*DIRECTIONS FOR THIS TASK*. Search the data for the word "Государственная" and copy every line that contains it.

*TASK INPUTS*.

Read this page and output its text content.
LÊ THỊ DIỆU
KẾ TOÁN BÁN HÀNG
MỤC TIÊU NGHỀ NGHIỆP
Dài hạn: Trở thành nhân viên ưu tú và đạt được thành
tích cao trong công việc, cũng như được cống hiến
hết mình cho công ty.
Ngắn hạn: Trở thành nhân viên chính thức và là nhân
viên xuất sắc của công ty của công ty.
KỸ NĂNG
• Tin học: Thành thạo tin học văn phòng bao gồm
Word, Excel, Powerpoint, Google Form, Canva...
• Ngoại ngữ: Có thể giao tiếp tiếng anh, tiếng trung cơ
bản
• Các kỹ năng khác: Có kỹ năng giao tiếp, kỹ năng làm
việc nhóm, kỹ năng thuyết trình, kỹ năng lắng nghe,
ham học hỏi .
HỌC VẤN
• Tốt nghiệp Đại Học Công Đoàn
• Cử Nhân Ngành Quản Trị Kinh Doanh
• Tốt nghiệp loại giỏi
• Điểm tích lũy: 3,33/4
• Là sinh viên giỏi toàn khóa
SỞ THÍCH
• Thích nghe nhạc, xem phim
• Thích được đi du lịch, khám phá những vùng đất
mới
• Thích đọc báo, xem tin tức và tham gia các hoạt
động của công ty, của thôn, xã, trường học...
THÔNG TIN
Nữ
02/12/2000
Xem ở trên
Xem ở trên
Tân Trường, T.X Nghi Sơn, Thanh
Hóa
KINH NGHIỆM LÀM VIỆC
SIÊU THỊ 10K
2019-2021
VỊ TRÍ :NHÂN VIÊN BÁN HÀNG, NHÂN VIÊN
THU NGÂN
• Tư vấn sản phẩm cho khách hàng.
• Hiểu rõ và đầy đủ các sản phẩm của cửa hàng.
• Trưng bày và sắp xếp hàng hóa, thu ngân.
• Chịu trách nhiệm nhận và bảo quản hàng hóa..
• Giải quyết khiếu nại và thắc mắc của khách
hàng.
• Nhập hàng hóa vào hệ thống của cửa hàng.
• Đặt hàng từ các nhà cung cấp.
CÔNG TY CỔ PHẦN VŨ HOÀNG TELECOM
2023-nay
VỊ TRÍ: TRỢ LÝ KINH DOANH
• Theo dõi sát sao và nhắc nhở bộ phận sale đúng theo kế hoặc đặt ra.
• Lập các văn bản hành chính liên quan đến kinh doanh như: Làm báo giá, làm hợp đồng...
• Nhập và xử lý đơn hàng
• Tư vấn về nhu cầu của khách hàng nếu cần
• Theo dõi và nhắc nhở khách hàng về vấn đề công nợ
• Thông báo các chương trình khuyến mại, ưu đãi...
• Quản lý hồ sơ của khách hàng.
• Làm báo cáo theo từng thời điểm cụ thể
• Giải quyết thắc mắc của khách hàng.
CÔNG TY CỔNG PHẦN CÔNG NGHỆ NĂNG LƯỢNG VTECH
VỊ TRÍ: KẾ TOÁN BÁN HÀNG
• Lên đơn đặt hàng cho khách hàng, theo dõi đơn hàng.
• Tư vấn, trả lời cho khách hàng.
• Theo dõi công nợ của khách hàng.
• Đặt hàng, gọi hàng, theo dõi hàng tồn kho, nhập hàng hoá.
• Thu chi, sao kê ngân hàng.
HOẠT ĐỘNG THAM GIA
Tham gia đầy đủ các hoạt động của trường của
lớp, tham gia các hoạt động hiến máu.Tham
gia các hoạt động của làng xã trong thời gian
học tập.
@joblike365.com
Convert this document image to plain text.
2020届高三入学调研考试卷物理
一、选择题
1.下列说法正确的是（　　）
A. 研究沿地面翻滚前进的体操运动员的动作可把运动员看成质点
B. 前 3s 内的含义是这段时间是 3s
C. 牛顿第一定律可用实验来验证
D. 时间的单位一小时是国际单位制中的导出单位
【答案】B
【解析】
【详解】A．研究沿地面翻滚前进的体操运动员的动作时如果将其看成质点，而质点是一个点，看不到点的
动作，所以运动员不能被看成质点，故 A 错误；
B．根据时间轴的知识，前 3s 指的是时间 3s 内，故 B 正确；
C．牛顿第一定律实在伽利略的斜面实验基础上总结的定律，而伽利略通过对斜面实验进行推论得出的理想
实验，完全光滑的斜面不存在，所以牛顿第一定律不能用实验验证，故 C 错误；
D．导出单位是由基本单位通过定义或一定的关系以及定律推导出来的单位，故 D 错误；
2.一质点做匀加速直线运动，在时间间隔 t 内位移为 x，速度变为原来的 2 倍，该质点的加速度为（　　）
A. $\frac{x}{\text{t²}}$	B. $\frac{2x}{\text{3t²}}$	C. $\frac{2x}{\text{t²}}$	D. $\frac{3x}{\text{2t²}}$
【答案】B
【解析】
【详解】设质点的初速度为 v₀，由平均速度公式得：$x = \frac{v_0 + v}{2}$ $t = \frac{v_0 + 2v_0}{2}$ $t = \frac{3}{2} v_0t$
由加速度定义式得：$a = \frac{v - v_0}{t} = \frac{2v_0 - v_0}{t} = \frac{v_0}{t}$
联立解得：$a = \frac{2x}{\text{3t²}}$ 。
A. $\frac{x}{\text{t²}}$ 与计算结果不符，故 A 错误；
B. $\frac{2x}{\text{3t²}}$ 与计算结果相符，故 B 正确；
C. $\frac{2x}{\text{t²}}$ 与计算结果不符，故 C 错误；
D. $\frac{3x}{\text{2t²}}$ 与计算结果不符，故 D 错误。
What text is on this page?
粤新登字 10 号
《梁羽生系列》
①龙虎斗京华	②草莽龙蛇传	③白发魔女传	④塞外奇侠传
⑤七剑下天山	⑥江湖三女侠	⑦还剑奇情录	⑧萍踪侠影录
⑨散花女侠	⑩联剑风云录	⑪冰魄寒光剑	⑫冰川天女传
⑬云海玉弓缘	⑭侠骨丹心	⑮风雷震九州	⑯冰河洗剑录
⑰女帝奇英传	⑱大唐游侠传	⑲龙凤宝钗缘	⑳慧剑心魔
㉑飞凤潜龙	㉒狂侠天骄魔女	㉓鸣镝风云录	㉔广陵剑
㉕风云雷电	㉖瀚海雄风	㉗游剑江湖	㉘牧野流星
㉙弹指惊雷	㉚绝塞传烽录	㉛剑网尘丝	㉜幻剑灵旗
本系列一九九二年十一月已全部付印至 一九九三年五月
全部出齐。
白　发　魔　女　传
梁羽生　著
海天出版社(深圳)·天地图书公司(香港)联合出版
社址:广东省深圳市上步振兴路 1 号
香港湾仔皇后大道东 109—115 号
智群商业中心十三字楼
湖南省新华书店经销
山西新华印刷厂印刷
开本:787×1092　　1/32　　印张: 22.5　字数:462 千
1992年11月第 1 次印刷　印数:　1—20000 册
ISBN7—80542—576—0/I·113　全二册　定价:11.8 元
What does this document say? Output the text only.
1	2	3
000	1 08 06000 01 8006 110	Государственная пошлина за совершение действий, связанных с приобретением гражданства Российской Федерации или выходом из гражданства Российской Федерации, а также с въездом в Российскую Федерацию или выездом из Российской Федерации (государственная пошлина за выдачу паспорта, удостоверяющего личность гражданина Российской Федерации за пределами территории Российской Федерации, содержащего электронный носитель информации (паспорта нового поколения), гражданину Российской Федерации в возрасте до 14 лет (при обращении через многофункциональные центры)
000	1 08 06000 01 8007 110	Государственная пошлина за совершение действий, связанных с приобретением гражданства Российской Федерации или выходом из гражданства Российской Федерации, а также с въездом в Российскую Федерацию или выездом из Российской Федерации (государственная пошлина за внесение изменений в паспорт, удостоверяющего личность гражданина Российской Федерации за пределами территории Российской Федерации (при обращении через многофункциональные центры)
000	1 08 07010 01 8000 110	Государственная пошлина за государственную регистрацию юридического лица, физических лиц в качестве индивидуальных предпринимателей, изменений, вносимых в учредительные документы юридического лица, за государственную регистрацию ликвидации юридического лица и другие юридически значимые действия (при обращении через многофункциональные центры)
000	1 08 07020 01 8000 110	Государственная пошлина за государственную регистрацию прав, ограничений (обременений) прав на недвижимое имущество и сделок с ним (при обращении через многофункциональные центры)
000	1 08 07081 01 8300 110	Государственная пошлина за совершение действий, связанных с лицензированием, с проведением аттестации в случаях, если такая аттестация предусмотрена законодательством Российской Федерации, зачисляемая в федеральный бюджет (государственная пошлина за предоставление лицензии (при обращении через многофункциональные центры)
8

*REPLY*.
000	1 08 06000 01 8006 110	Государственная пошлина за совершение действий, связанных с приобретением гражданства Российской Федерации или выходом из гражданства Российской Федерации, а также с въездом в Российскую Федерацию или выездом из Российской Федерации (государственная пошлина за выдачу паспорта, удостоверяющего личность гражданина Российской Федерации за пределами территории Российской Федерации, содержащего электронный носитель информации (паспорта нового поколения), гражданину Российской Федерации в возрасте до 14 лет (при обращении через многофункциональные центры)
000	1 08 06000 01 8007 110	Государственная пошлина за совершение действий, связанных с приобретением гражданства Российской Федерации или выходом из гражданства Российской Федерации, а также с въездом в Российскую Федерацию или выездом из Российской Федерации (государственная пошлина за внесение изменений в паспорт, удостоверяющего личность гражданина Российской Федерации за пределами территории Российской Федерации (при обращении через многофункциональные центры)
000	1 08 07010 01 8000 110	Государственная пошлина за государственную регистрацию юридического лица, физических лиц в качестве индивидуальных предпринимателей, изменений, вносимых в учредительные документы юридического лица, за государственную регистрацию ликвидации юридического лица и другие юридически значимые действия (при обращении через многофункциональные центры)
000	1 08 07020 01 8000 110	Государственная пошлина за государственную регистрацию прав, ограничений (обременений) прав на недвижимое имущество и сделок с ним (при обращении через многофункциональные центры)
000	1 08 07081 01 8300 110	Государственная пошлина за совершение действий, связанных с лицензированием, с проведением аттестации в случаях, если такая аттестация предусмотрена законодательством Российской Федерации, зачисляемая в федеральный бюджет (государственная пошлина за предоставление лицензии (при обращении через многофункциональные центры)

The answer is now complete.